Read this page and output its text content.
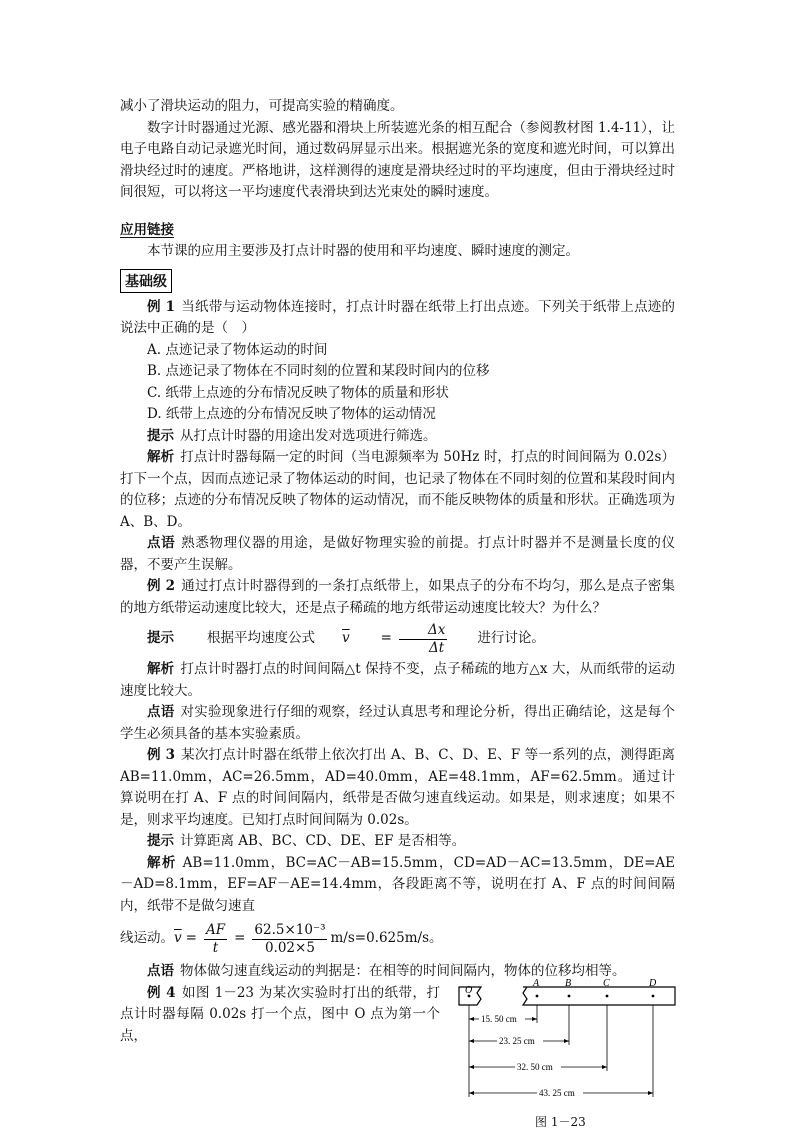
减小了滑块运动的阻力，可提高实验的精确度。

数字计时器通过光源、感光器和滑块上所装遮光条的相互配合（参阅教材图 1.4-11），让电子电路自动记录遮光时间，通过数码屏显示出来。根据遮光条的宽度和遮光时间，可以算出滑块经过时的速度。严格地讲，这样测得的速度是滑块经过时的平均速度，但由于滑块经过时间很短，可以将这一平均速度代表滑块到达光束处的瞬时速度。

应用链接

本节课的应用主要涉及打点计时器的使用和平均速度、瞬时速度的测定。

基础级

例 1 当纸带与运动物体连接时，打点计时器在纸带上打出点迹。下列关于纸带上点迹的说法中正确的是（　）

A. 点迹记录了物体运动的时间

B. 点迹记录了物体在不同时刻的位置和某段时间内的位移

C. 纸带上点迹的分布情况反映了物体的质量和形状

D. 纸带上点迹的分布情况反映了物体的运动情况

提示 从打点计时器的用途出发对选项进行筛选。

解析 打点计时器每隔一定的时间（当电源频率为 50Hz 时，打点的时间间隔为 0.02s）打下一个点，因而点迹记录了物体运动的时间，也记录了物体在不同时刻的位置和某段时间内的位移；点迹的分布情况反映了物体的运动情况，而不能反映物体的质量和形状。正确选项为 A、B、D。

点语 熟悉物理仪器的用途，是做好物理实验的前提。打点计时器并不是测量长度的仪器，不要产生误解。

例 2 通过打点计时器得到的一条打点纸带上，如果点子的分布不均匀，那么是点子密集的地方纸带运动速度比较大，还是点子稀疏的地方纸带运动速度比较大？为什么？

提示	根据平均速度公式	$\overline{v}$	= $\frac{\Delta x}{\Delta t}$	进行讨论。

解析 打点计时器打点的时间间隔△t 保持不变，点子稀疏的地方△x 大，从而纸带的运动速度比较大。

点语 对实验现象进行仔细的观察，经过认真思考和理论分析，得出正确结论，这是每个学生必须具备的基本实验素质。

例 3 某次打点计时器在纸带上依次打出 A、B、C、D、E、F 等一系列的点，测得距离 AB=11.0mm，AC=26.5mm，AD=40.0mm，AE=48.1mm，AF=62.5mm。通过计算说明在打 A、F 点的时间间隔内，纸带是否做匀速直线运动。如果是，则求速度；如果不是，则求平均速度。已知打点时间间隔为 0.02s。

提示 计算距离 AB、BC、CD、DE、EF 是否相等。

解析 AB=11.0mm，BC=AC－AB=15.5mm，CD=AD－AC=13.5mm，DE=AE－AD=8.1mm，EF=AF－AE=14.4mm，各段距离不等，说明在打 A、F 点的时间间隔内，纸带不是做匀速直

线运动。 $\overline{v} = \frac{AF}{t} = \frac{\text{62.5×10⁻³}}{0.02\times 5} m/s=0.625m/s$。

点语 物体做匀速直线运动的判据是：在相等的时间间隔内，物体的位移均相等。

例 4 如图 1－23 为某次实验时打出的纸带，打点计时器每隔 0.02s 打一个点，图中 O 点为第一个点，

O
A	B	C	D
15. 50 cm
23. 25 cm
32. 50 cm
43. 25 cm
图 1－23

=-=-=-=-=

Above are records to transcribe exactly; leave their pictures out.

→ CORRECT RESPONSE
Read this page and output its text content.
减小了滑块运动的阻力，可提高实验的精确度。

数字计时器通过光源、感光器和滑块上所装遮光条的相互配合（参阅教材图 1.4-11），让电子电路自动记录遮光时间，通过数码屏显示出来。根据遮光条的宽度和遮光时间，可以算出滑块经过时的速度。严格地讲，这样测得的速度是滑块经过时的平均速度，但由于滑块经过时间很短，可以将这一平均速度代表滑块到达光束处的瞬时速度。

应用链接

本节课的应用主要涉及打点计时器的使用和平均速度、瞬时速度的测定。

基础级

例 1 当纸带与运动物体连接时，打点计时器在纸带上打出点迹。下列关于纸带上点迹的说法中正确的是（　）

A. 点迹记录了物体运动的时间

B. 点迹记录了物体在不同时刻的位置和某段时间内的位移

C. 纸带上点迹的分布情况反映了物体的质量和形状

D. 纸带上点迹的分布情况反映了物体的运动情况

提示 从打点计时器的用途出发对选项进行筛选。

解析 打点计时器每隔一定的时间（当电源频率为 50Hz 时，打点的时间间隔为 0.02s）打下一个点，因而点迹记录了物体运动的时间，也记录了物体在不同时刻的位置和某段时间内的位移；点迹的分布情况反映了物体的运动情况，而不能反映物体的质量和形状。正确选项为 A、B、D。

点语 熟悉物理仪器的用途，是做好物理实验的前提。打点计时器并不是测量长度的仪器，不要产生误解。

例 2 通过打点计时器得到的一条打点纸带上，如果点子的分布不均匀，那么是点子密集的地方纸带运动速度比较大，还是点子稀疏的地方纸带运动速度比较大？为什么？

提示	根据平均速度公式	$\overline{v}$	= $\frac{\Delta x}{\Delta t}$	进行讨论。

解析 打点计时器打点的时间间隔△t 保持不变，点子稀疏的地方△x 大，从而纸带的运动速度比较大。

点语 对实验现象进行仔细的观察，经过认真思考和理论分析，得出正确结论，这是每个学生必须具备的基本实验素质。

例 3 某次打点计时器在纸带上依次打出 A、B、C、D、E、F 等一系列的点，测得距离 AB=11.0mm，AC=26.5mm，AD=40.0mm，AE=48.1mm，AF=62.5mm。通过计算说明在打 A、F 点的时间间隔内，纸带是否做匀速直线运动。如果是，则求速度；如果不是，则求平均速度。已知打点时间间隔为 0.02s。

提示 计算距离 AB、BC、CD、DE、EF 是否相等。

解析 AB=11.0mm，BC=AC－AB=15.5mm，CD=AD－AC=13.5mm，DE=AE－AD=8.1mm，EF=AF－AE=14.4mm，各段距离不等，说明在打 A、F 点的时间间隔内，纸带不是做匀速直

线运动。 $\overline{v} = \frac{AF}{t} = \frac{\text{62.5×10⁻³}}{0.02\times 5} m/s=0.625m/s$。

点语 物体做匀速直线运动的判据是：在相等的时间间隔内，物体的位移均相等。

例 4 如图 1－23 为某次实验时打出的纸带，打点计时器每隔 0.02s 打一个点，图中 O 点为第一个点，

O
A	B	C	D
15. 50 cm
23. 25 cm
32. 50 cm
43. 25 cm
图 1－23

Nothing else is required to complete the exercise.